Dataset items
====
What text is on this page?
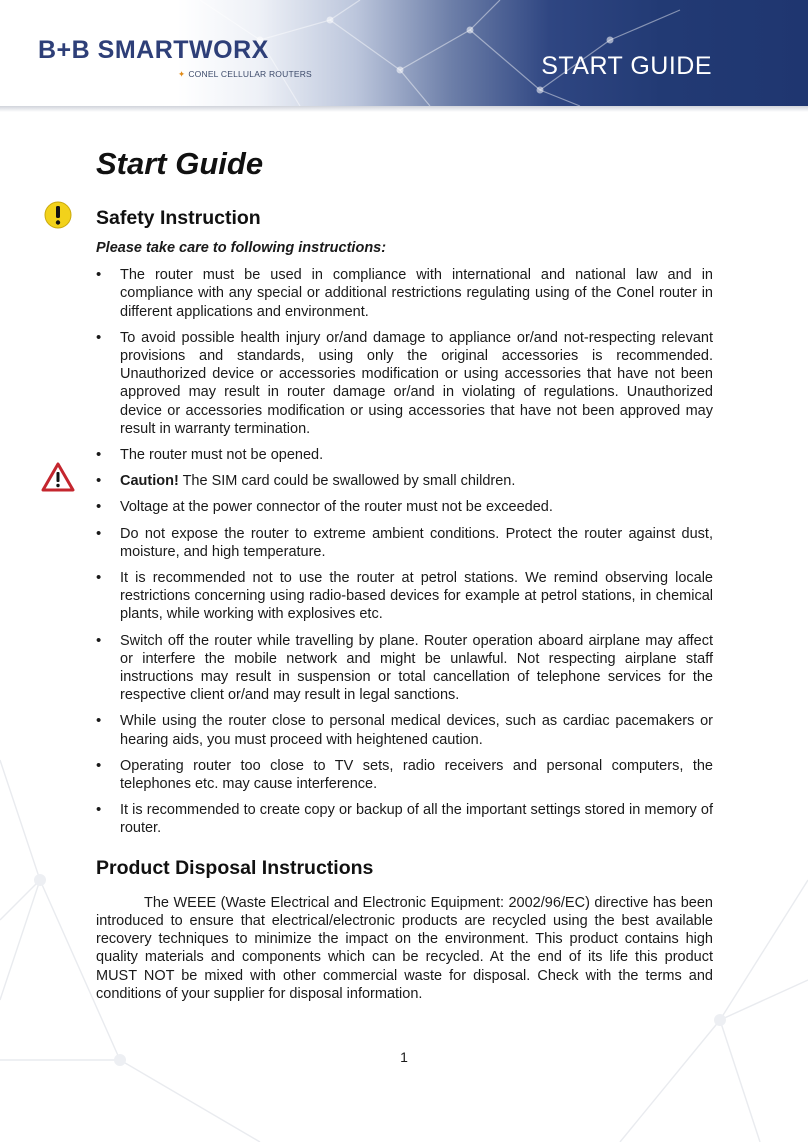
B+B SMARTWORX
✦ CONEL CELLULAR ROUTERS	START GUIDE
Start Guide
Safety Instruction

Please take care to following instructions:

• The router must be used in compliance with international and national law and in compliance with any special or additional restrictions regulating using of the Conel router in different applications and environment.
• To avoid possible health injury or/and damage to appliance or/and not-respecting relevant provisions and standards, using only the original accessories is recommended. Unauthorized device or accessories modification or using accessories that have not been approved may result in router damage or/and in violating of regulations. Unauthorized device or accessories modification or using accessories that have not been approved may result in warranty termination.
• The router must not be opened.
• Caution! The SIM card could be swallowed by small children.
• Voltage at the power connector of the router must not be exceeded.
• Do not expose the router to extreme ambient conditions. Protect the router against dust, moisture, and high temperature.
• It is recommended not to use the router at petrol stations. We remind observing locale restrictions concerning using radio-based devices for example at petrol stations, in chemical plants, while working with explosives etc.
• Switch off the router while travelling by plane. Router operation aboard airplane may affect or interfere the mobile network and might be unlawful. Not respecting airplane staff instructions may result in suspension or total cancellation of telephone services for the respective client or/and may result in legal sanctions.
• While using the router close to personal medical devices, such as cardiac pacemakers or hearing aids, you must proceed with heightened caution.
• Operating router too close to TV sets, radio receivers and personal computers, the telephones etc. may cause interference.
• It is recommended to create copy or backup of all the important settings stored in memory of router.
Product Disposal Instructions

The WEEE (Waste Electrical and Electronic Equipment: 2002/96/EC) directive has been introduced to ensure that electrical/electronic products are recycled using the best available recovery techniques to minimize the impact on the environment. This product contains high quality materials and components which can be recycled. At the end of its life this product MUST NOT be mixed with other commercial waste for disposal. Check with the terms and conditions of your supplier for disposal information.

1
====
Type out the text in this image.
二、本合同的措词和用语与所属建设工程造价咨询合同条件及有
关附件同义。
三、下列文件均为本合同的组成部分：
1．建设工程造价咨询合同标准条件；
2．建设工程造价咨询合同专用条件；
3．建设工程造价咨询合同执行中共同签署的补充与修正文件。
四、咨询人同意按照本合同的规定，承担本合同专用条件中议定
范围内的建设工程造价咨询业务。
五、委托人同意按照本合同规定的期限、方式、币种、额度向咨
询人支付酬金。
====
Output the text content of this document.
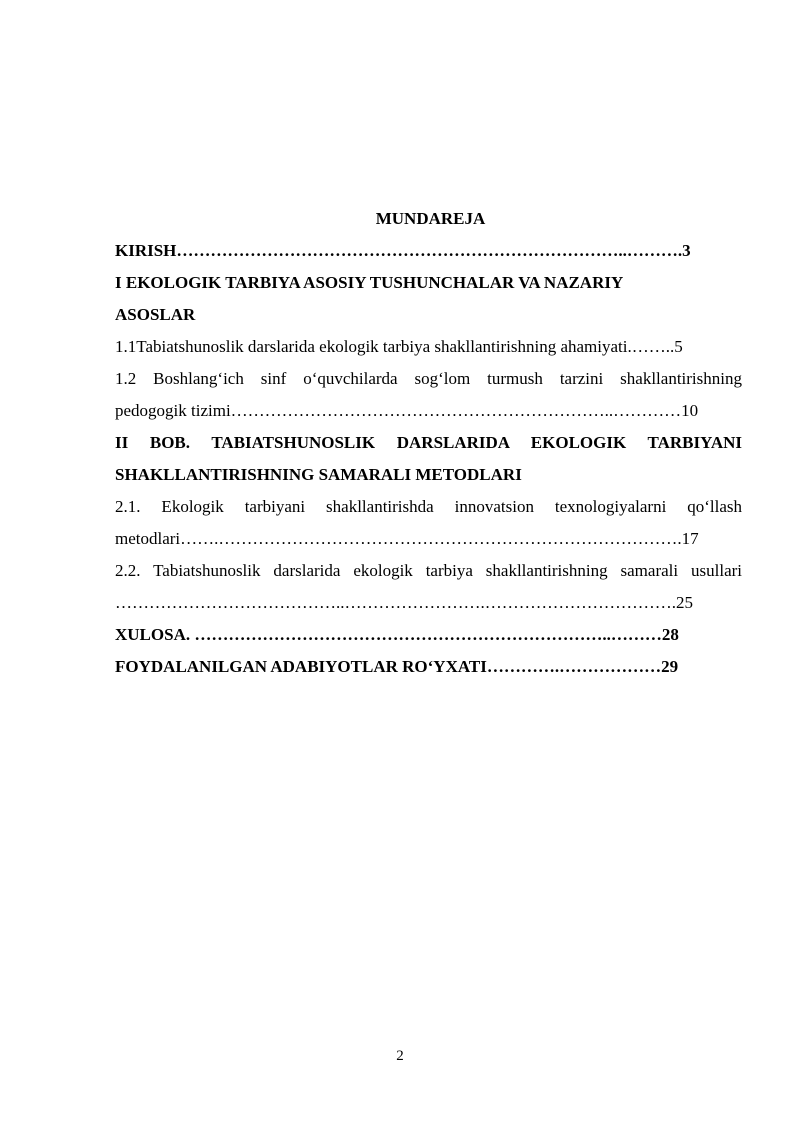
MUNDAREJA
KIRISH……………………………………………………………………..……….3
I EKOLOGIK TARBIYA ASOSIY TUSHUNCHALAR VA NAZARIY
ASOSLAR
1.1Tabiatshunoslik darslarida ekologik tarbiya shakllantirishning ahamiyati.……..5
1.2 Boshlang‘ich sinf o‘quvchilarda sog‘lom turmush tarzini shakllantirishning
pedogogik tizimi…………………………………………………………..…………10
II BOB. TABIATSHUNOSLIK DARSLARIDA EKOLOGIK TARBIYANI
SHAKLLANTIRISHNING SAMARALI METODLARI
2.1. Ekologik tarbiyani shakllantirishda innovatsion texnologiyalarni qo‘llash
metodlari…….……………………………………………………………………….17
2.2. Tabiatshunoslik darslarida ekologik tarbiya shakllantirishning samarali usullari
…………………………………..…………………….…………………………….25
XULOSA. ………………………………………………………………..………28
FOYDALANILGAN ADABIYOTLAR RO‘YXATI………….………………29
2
====
- To be done: Locate all lines in the listing above with the word "recommended" and copy them.

- Answer to this exercise:
• To avoid possible health injury or/and damage to appliance or/and not-respecting relevant provisions and standards, using only the original accessories is recommended. Unauthorized device or accessories modification or using accessories that have not been approved may result in router damage or/and in violating of regulations. Unauthorized device or accessories modification or using accessories that have not been approved may result in warranty termination.
• It is recommended not to use the router at petrol stations. We remind observing locale restrictions concerning using radio-based devices for example at petrol stations, in chemical plants, while working with explosives etc.
• It is recommended to create copy or backup of all the important settings stored in memory of router.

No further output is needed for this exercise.